PROBLEM REQUIREMENTS:
Using the material that follows, identify and copy each line with the string "ylabel".

LISTING:
-- begin --

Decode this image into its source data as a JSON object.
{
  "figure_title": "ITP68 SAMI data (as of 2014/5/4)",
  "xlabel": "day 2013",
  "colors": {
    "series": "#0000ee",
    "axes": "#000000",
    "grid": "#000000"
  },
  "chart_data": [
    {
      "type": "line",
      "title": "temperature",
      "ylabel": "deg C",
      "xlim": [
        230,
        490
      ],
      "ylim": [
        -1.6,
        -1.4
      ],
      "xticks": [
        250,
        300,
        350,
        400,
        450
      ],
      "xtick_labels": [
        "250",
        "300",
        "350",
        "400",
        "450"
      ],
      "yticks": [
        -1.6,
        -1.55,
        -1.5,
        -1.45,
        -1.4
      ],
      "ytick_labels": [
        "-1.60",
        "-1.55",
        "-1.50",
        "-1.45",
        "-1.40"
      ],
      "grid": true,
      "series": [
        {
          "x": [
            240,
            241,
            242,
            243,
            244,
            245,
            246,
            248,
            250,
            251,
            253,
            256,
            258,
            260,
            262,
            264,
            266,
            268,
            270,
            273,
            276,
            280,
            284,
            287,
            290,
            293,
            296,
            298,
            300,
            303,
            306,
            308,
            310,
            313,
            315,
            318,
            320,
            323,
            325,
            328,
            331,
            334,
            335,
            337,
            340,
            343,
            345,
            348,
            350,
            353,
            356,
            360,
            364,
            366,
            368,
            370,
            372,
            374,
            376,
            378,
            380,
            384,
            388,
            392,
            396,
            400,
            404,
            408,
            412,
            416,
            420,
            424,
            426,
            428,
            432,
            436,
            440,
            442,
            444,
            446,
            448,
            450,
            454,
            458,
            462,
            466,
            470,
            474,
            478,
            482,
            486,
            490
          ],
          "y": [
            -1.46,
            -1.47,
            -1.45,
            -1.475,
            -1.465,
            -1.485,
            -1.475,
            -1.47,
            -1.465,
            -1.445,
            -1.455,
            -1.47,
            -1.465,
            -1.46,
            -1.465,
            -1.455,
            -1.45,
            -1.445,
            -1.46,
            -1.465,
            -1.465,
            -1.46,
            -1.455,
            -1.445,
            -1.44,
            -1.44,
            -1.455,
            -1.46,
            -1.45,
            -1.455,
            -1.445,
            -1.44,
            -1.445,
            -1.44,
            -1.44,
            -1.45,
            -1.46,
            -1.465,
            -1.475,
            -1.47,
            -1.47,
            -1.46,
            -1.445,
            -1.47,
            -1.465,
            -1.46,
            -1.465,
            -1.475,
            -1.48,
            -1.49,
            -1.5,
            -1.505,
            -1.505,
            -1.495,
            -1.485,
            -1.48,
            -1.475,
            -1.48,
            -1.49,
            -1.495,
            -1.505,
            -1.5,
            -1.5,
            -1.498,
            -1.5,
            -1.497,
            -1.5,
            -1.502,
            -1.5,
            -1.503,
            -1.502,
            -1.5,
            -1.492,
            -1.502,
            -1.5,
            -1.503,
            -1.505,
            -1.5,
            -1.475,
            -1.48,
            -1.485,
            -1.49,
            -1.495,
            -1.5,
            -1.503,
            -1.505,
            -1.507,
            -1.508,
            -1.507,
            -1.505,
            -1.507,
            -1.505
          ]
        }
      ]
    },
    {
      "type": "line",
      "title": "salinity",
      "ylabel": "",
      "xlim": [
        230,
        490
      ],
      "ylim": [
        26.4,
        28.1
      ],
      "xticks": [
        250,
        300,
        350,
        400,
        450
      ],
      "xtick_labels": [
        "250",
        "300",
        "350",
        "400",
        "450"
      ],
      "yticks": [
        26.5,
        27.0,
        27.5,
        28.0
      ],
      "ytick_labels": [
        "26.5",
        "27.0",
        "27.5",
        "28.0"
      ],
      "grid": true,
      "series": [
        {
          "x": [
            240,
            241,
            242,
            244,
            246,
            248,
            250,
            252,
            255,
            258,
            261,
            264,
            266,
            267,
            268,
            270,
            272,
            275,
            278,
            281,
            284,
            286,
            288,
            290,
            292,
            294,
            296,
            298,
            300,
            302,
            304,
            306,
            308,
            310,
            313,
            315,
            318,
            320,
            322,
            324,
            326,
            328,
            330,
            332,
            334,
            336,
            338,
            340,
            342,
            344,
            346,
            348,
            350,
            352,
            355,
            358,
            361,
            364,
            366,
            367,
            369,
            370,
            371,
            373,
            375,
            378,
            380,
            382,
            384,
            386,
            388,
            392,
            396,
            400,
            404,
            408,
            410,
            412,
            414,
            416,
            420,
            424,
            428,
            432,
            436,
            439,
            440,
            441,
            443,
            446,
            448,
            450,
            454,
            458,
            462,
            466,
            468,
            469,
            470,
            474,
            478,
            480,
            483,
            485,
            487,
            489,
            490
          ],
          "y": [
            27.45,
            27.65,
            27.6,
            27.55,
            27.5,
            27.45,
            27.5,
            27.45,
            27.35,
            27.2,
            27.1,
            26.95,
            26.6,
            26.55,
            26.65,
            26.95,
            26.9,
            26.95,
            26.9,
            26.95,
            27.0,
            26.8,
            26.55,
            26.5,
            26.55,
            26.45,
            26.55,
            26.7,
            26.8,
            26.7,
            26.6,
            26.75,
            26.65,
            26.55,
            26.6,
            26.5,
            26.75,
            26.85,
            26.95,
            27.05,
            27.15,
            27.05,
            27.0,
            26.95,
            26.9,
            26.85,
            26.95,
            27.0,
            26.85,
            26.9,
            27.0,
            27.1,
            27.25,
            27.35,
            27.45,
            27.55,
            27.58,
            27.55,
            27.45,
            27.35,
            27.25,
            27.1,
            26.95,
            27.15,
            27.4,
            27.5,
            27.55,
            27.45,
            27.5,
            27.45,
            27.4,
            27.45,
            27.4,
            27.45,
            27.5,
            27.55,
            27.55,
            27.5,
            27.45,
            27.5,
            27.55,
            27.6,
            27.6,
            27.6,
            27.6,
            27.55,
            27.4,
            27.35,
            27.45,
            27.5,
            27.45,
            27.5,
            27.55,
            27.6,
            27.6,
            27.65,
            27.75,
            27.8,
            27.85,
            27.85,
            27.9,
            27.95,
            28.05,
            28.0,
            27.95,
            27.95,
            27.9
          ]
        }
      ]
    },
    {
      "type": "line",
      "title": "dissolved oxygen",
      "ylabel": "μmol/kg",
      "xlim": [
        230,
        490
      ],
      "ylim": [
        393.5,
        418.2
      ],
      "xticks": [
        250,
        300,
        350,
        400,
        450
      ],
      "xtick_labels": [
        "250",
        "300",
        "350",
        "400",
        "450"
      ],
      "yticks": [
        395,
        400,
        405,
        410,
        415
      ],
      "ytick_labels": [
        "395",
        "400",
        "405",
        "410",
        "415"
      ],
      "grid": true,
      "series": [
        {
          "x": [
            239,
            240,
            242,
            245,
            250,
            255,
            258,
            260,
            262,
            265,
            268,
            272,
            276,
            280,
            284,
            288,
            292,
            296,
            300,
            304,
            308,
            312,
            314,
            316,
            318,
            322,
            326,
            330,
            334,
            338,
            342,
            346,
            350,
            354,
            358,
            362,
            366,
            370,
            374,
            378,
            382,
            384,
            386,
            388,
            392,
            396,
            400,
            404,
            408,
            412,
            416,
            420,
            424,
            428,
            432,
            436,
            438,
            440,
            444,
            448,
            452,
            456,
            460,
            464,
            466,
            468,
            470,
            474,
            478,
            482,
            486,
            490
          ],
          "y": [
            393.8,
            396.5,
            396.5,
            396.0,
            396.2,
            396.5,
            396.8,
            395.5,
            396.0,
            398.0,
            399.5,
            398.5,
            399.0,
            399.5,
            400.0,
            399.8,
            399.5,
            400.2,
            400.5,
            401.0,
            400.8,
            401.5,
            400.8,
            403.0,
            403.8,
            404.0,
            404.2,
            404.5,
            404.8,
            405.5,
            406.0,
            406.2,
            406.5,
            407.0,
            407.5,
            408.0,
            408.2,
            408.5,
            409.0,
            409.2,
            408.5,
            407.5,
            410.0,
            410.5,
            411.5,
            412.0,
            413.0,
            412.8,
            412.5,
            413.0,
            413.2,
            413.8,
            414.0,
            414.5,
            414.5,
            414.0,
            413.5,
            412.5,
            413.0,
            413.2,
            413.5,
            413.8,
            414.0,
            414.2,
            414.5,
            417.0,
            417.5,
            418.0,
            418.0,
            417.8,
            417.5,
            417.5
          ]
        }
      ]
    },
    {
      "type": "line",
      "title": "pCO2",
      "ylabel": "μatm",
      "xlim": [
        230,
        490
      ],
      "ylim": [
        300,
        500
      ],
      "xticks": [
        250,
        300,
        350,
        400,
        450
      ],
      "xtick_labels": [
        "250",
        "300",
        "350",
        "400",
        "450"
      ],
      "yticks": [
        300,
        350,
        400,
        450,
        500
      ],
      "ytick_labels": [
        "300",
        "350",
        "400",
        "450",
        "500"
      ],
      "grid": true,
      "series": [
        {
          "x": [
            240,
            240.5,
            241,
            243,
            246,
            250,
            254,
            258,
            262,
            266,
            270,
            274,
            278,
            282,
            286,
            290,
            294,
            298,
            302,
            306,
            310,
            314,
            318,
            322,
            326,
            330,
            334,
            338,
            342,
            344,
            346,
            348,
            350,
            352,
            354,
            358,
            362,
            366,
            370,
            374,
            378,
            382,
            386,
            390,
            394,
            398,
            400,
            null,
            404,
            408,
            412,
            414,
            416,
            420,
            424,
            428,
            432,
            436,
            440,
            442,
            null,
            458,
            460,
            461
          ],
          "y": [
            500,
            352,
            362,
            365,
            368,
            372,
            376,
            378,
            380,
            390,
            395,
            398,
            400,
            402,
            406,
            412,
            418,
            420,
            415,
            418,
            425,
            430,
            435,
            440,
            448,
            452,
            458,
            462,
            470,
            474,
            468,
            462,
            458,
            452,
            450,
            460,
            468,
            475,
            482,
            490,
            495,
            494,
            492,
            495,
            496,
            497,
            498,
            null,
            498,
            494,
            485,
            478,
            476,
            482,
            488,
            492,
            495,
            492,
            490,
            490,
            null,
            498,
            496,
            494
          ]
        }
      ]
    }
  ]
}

-- end --

THE SOLUTION:
      "ylabel": "deg C",
      "ylabel": "",
      "ylabel": "μmol/kg",
      "ylabel": "μatm",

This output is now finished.